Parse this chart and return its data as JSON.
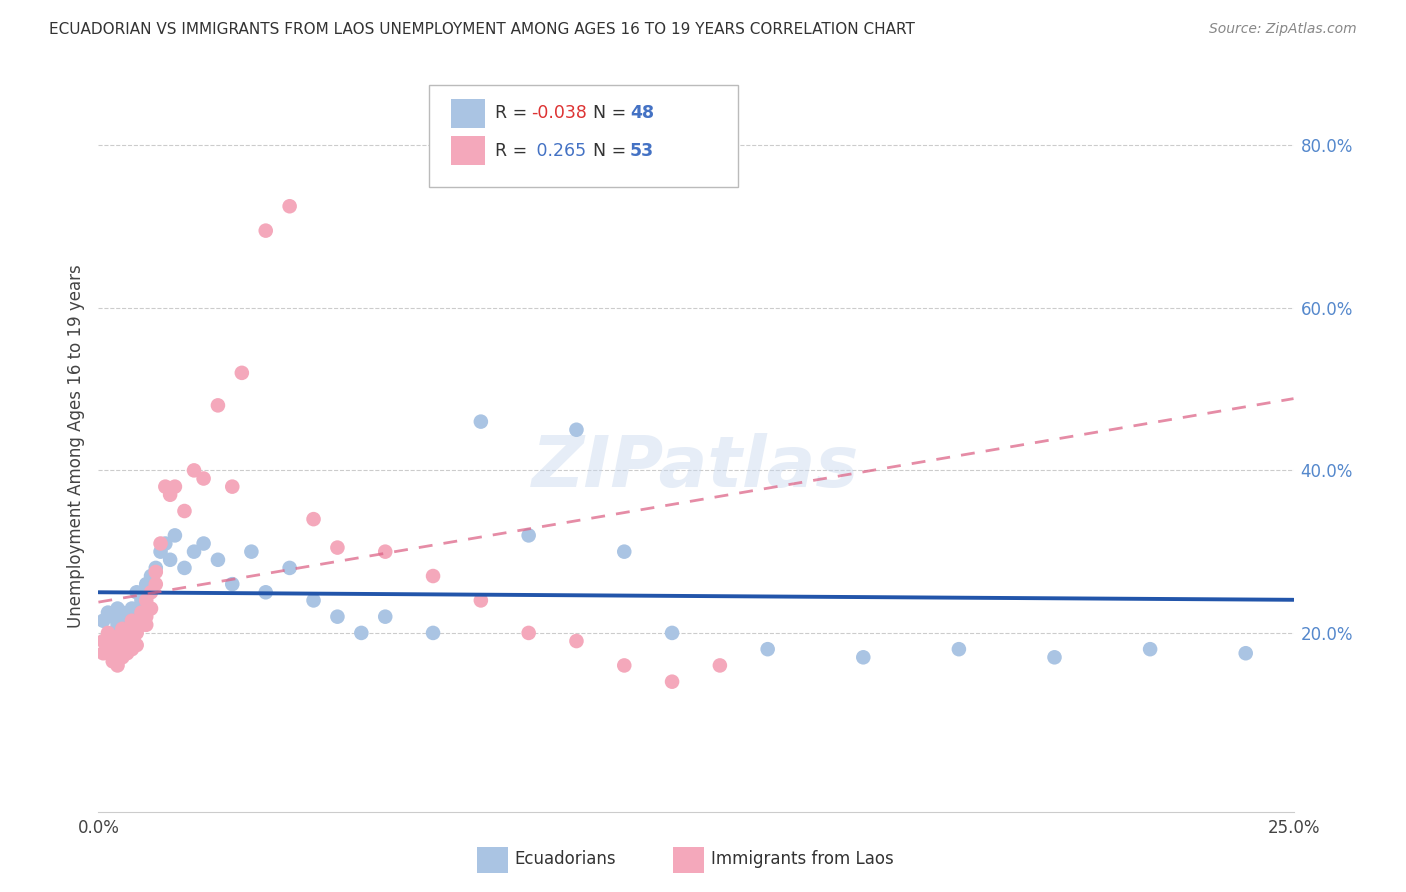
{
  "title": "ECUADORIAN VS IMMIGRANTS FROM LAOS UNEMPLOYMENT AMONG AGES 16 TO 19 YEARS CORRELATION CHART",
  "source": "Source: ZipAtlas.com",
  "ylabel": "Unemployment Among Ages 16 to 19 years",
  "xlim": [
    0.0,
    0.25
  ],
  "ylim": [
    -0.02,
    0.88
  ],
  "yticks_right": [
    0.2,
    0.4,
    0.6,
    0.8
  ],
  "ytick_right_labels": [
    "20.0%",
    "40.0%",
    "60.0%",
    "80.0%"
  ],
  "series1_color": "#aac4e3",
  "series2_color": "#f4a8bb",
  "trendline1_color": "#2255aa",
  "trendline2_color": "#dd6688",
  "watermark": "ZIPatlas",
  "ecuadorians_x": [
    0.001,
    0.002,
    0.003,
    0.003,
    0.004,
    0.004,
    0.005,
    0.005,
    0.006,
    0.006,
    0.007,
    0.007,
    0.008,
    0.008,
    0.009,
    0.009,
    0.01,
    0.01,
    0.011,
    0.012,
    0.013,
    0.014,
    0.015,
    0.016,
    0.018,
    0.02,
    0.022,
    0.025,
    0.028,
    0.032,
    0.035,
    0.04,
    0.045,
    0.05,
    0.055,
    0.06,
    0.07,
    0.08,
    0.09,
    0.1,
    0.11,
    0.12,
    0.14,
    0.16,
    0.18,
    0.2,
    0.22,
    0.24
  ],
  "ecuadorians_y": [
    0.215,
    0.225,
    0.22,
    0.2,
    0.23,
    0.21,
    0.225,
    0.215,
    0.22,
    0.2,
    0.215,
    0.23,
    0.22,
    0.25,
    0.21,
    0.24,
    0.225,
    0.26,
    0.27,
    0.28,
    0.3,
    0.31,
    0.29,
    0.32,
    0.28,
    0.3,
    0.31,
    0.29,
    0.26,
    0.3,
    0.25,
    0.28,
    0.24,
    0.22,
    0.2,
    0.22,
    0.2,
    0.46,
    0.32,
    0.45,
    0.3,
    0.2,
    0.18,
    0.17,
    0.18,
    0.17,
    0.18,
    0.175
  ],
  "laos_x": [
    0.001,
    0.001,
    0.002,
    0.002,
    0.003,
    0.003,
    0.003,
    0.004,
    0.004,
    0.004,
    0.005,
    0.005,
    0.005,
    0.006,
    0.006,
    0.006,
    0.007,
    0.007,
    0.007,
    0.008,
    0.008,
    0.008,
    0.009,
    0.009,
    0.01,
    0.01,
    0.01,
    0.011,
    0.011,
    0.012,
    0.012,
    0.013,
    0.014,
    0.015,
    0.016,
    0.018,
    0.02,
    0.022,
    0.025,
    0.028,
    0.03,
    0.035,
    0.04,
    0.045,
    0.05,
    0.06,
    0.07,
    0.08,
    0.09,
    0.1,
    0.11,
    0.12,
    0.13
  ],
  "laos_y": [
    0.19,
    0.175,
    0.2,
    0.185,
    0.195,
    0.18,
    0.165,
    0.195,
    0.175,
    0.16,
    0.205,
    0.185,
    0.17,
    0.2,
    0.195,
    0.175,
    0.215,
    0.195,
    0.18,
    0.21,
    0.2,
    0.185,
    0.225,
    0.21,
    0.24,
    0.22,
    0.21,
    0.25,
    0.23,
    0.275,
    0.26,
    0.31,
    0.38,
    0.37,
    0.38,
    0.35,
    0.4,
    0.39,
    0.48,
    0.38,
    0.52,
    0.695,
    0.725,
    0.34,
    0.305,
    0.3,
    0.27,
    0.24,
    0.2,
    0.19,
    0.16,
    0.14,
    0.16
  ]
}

════════════════════

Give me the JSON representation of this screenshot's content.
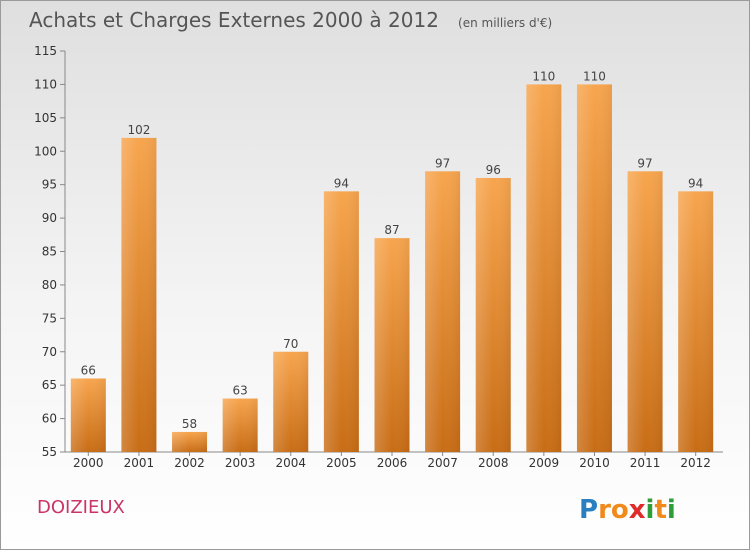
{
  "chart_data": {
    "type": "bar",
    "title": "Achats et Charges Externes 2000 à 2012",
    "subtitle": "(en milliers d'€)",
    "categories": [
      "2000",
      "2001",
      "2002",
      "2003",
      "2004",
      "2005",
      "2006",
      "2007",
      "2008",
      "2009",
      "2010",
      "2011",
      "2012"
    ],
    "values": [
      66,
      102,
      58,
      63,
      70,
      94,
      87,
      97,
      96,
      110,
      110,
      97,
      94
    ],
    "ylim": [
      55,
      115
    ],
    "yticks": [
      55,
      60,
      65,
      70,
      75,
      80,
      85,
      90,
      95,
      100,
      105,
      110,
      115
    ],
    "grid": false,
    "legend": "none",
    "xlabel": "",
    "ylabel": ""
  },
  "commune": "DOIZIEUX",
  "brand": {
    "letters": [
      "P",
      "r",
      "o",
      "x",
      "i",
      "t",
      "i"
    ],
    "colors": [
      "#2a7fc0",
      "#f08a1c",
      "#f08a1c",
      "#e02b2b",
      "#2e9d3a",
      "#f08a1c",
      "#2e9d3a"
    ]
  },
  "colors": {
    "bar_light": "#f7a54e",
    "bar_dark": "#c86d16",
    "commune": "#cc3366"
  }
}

════════════════════

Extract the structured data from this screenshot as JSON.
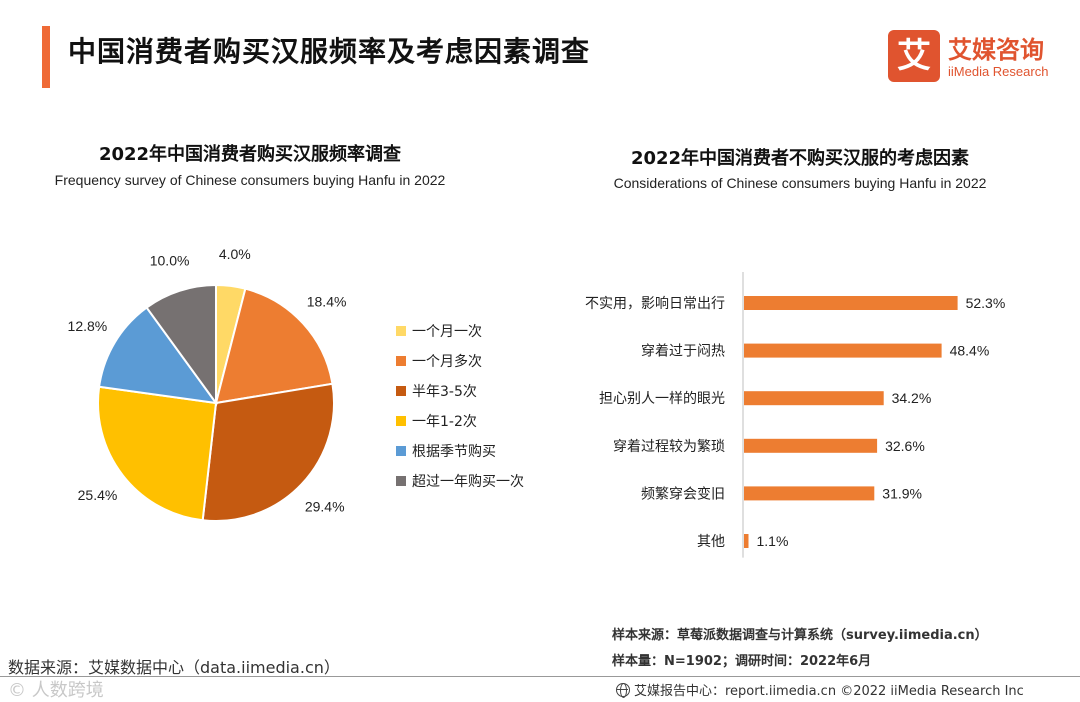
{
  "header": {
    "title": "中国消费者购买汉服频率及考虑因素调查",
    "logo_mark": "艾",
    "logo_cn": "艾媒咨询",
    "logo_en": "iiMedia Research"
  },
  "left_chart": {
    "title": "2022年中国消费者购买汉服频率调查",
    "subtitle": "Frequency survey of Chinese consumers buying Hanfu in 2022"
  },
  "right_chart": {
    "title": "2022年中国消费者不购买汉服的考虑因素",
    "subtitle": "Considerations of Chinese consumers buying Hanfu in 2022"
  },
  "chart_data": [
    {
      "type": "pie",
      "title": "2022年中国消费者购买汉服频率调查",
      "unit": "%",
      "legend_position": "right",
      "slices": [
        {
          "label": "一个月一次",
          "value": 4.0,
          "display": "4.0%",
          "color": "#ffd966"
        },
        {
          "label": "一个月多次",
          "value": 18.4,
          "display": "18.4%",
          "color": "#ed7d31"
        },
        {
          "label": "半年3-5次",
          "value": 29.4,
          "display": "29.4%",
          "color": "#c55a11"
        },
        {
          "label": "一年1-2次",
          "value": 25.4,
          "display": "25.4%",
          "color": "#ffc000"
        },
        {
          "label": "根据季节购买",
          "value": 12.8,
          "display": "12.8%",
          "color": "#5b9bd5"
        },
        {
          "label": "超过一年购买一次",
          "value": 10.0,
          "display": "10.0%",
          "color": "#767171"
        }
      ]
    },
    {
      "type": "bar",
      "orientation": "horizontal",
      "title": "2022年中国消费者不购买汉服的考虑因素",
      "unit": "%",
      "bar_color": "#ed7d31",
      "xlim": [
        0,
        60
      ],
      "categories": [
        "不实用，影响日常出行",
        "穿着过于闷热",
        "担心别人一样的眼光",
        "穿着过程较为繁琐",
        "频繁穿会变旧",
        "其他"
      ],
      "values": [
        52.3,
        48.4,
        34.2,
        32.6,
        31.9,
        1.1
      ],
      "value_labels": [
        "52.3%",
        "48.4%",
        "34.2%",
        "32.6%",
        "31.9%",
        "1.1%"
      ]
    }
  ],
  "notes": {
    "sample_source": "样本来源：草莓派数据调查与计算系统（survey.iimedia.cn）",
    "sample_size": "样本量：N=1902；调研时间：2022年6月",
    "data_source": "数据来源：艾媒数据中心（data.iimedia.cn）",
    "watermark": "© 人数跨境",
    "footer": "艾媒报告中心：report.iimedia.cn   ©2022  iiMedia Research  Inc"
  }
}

════════════════════

Extract each line holding the string "Research".

    "logo_en": "iiMedia Research"
    "footer": "艾媒报告中心：report.iimedia.cn   ©2022  iiMedia Research  Inc"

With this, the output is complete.